## start

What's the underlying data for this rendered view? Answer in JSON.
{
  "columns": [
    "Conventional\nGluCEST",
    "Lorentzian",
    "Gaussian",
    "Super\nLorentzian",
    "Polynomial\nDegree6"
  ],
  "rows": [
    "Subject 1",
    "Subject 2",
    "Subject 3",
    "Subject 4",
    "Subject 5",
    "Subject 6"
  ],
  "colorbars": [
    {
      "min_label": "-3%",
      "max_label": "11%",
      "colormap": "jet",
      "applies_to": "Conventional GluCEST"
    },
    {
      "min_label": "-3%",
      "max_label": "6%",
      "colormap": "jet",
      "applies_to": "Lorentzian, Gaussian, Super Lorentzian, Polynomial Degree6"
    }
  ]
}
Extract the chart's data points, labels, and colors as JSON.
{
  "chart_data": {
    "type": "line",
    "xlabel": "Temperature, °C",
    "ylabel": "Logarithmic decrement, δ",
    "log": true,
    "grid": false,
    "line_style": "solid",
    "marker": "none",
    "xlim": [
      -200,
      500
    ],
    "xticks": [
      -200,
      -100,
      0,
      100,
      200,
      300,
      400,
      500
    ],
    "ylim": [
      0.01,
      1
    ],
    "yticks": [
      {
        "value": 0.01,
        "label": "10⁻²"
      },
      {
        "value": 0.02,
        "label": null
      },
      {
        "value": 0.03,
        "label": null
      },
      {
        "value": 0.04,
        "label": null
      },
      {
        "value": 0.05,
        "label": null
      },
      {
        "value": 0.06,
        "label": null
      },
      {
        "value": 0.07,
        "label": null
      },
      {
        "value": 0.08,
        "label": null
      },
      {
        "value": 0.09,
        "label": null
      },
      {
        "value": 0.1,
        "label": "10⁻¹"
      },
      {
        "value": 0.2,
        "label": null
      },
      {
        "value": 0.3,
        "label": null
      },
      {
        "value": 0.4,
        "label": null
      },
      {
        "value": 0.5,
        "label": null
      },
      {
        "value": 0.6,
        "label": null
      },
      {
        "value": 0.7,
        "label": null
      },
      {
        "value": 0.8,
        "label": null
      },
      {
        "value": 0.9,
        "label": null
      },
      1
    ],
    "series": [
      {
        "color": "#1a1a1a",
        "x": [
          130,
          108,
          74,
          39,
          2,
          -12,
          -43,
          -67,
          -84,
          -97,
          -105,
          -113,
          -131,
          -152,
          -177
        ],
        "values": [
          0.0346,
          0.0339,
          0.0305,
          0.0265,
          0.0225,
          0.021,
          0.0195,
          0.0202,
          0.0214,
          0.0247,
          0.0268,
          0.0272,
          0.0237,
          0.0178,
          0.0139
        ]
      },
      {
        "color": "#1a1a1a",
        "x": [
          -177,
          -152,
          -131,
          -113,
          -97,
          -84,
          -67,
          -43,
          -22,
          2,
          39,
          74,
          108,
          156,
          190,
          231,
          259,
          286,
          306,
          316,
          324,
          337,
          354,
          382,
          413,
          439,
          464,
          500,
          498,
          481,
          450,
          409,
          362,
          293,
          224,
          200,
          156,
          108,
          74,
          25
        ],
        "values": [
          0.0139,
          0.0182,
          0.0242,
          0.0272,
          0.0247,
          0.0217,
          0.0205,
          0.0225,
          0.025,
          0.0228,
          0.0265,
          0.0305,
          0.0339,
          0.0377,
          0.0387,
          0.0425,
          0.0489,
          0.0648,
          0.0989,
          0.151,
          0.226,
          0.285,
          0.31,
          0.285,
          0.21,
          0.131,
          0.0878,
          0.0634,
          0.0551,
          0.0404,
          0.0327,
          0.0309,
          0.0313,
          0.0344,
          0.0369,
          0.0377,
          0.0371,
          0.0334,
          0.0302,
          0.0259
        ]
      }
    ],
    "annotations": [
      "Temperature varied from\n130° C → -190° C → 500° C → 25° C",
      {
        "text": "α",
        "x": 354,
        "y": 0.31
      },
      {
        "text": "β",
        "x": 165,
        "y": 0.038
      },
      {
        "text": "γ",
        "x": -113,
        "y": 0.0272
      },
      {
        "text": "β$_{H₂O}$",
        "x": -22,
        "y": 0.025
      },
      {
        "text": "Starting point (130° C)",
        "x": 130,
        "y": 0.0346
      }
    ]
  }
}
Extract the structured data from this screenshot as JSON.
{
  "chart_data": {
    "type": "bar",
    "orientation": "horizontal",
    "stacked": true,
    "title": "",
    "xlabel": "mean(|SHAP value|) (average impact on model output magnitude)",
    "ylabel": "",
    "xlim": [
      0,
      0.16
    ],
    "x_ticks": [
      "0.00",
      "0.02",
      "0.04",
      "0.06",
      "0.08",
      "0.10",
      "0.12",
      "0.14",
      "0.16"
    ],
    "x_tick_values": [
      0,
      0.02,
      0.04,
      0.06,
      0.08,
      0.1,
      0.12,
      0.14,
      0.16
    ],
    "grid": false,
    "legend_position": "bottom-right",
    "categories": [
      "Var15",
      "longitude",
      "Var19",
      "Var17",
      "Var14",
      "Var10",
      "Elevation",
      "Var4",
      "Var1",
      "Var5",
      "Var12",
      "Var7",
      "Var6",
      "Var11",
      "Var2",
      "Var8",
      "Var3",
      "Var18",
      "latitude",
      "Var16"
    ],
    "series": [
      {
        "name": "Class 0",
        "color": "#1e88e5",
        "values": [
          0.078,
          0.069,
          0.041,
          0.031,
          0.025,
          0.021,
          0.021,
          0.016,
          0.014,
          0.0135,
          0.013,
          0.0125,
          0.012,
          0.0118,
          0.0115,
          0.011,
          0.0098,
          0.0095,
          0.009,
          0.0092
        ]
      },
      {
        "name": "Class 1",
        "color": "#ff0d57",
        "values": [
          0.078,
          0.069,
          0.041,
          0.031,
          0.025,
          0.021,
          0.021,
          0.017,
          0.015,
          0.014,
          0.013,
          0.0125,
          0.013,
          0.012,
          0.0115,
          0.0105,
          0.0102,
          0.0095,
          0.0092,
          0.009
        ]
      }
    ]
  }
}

## end

Work to do: Extract all lines from the material above that include the word "this".

Complete output:
What's the underlying data for this rendered view? Answer in JSON.
Extract the structured data from this screenshot as JSON.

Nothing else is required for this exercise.